| Exercise details |
Reproduce the part of the home price forum thread between "37   tdeloco" and "place-all things considered.", inclusive.

OK--I checked again. Still near all time lows.

33   tatupu70   2012 Jun 12, 8:50am  

Margaret Has A HorseFace says

Whatchya think about that

I think I'm wasting my time with a troll.

34   HEY YOU   2012 Jun 12, 9:59am  

Margaret Has A HorseFace @ #34,

Just read your comment about being "shocked". Being the spur of the moment & without links for backup,I can remember those that thought home prices would end in middle 1950's prices. This was around 2-3 years ago.

35   HEY YOU   2012 Jun 12, 10:59am  

Margaret Has A HorseFace,
My Bad:adjusted for inflation.
http://boingboing.net/2011/03/04/us-house-prices-fall.html

36   GraooGra   2012 Jun 12, 11:07am  

I went to the open house this weekend. Nice community built in 1995. At that time there were selling these new homes for $245k (2,700 sq ft). Prices in 2005 were at $845k and now they are at $715k. I don't think they would ever go to 1995 prices but how much you think they would sell for when that bubble bursts completly?
I think that median family income in that area is close to or a little bit over $100k.
I still cannot imagine that these houses would go down as much as to $300k - $350k.

37   tdeloco   2012 Jun 12, 2:46pm  

@Lynnetemarcene

Flood of Shadow Real Estate Inventory about to hit the market will drive prices further down.

Heard this story a couple years ago. How do we know it's gonna be for real this time?

38   lostand confused   2012 Jun 12, 8:37pm  

People are still stretching to buy a house. Job loss is still a potent threat and globalisation and free trade are accepted as the gospel truth by both parties and Presidential candidates.

Housing will have to match the new reality. I remmebr back when a million dollar home was something rare. Then the boom came and every track home in places like Dublin and San Ramon came close to a million or more. 300-400k would be the right place-all things considered.

39   GraooGra   2012 Jun 13, 3:20am  

OK people, I believe you!

However, when I come to that web site I feel like I live in an alternate reality.

I put an offer on the foreclosure a month ago. It was a "multiple bidding" situation. I said "screw it I'm not going to go crazy and outbid myself and gave up".
Today this same house sold for $140k more than I offered and $100k more than selling price !!!

Tell me why we would have such a catastrophic downturn when everybody drinks that 'cool-aid' again?

Times are so crazy right now that I really need some kind of faith to stay rational myself. Just convince me some more. I'm losing it...seriously!

We try to be rational, calculate our price range, prepare our down payment, we make sure our credit score is good, we go through the lending process. We check comps, we check the neighborhood schools, inspect houses 4 times, talk to neighbors, research, and study the market conditions and current situation. We understand laws of supply and demand, we know inflation rate, we use buy vs. rent scenarios calculator. We consider additional costs of owning, pros and cons of renting.
We tried to buy a short sale house 2 years ago. Waited with our offer for four mounts and finally learning that the bank took someone else's offer which was about $20k lower than our offer and we were better qualified buyers anyway.

Page segmentation data
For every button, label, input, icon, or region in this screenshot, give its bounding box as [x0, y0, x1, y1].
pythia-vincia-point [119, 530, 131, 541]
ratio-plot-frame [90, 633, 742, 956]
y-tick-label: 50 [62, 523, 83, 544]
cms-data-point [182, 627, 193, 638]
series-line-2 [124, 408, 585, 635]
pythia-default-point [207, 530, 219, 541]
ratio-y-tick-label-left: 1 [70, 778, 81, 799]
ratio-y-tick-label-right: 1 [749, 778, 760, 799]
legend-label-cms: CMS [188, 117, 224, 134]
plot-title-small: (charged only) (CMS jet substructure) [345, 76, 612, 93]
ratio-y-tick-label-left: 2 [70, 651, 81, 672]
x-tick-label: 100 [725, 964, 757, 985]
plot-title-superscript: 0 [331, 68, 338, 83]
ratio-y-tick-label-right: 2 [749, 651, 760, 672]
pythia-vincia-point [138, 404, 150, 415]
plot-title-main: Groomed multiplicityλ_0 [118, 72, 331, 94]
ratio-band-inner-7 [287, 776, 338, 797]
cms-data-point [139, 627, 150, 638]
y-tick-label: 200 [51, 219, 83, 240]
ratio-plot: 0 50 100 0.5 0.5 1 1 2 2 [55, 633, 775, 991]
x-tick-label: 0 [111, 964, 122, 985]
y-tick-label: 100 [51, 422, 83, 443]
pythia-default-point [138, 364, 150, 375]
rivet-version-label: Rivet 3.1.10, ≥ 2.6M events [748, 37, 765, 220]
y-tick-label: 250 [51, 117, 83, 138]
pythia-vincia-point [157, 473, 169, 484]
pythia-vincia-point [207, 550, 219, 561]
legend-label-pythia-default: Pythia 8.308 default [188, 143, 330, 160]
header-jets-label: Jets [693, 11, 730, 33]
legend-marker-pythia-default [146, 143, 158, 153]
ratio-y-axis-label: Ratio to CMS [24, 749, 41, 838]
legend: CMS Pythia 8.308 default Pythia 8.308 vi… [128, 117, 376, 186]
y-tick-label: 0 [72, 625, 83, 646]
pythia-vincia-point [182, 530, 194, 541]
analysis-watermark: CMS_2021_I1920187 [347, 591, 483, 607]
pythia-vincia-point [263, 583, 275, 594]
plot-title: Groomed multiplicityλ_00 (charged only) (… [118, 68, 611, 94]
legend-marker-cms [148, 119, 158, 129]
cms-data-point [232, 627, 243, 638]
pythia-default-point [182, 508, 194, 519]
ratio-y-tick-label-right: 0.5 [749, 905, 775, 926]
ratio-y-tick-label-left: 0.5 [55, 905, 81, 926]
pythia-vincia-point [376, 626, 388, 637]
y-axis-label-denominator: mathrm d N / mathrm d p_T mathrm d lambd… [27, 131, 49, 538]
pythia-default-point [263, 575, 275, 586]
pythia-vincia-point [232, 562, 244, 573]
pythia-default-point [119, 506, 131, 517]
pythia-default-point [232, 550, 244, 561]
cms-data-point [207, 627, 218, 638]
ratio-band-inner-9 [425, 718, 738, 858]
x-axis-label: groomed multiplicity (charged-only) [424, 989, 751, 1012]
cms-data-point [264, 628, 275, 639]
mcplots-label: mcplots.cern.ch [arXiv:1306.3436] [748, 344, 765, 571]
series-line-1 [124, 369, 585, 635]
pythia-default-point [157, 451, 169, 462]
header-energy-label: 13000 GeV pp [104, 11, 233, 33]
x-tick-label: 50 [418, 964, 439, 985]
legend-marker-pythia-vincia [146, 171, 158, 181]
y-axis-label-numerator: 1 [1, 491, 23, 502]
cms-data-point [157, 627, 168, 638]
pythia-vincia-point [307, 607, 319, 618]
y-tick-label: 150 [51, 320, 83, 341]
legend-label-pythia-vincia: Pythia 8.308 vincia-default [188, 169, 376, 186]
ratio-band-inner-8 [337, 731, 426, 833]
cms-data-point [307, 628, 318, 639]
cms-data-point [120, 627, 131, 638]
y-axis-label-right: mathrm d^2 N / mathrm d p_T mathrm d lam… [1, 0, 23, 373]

| Your solution |
37   tdeloco   2012 Jun 12, 2:46pm  

@Lynnetemarcene

Flood of Shadow Real Estate Inventory about to hit the market will drive prices further down.

Heard this story a couple years ago. How do we know it's gonna be for real this time?

38   lostand confused   2012 Jun 12, 8:37pm  

People are still stretching to buy a house. Job loss is still a potent threat and globalisation and free trade are accepted as the gospel truth by both parties and Presidential candidates.

Housing will have to match the new reality. I remmebr back when a million dollar home was something rare. Then the boom came and every track home in places like Dublin and San Ramon came close to a million or more. 300-400k would be the right place-all things considered.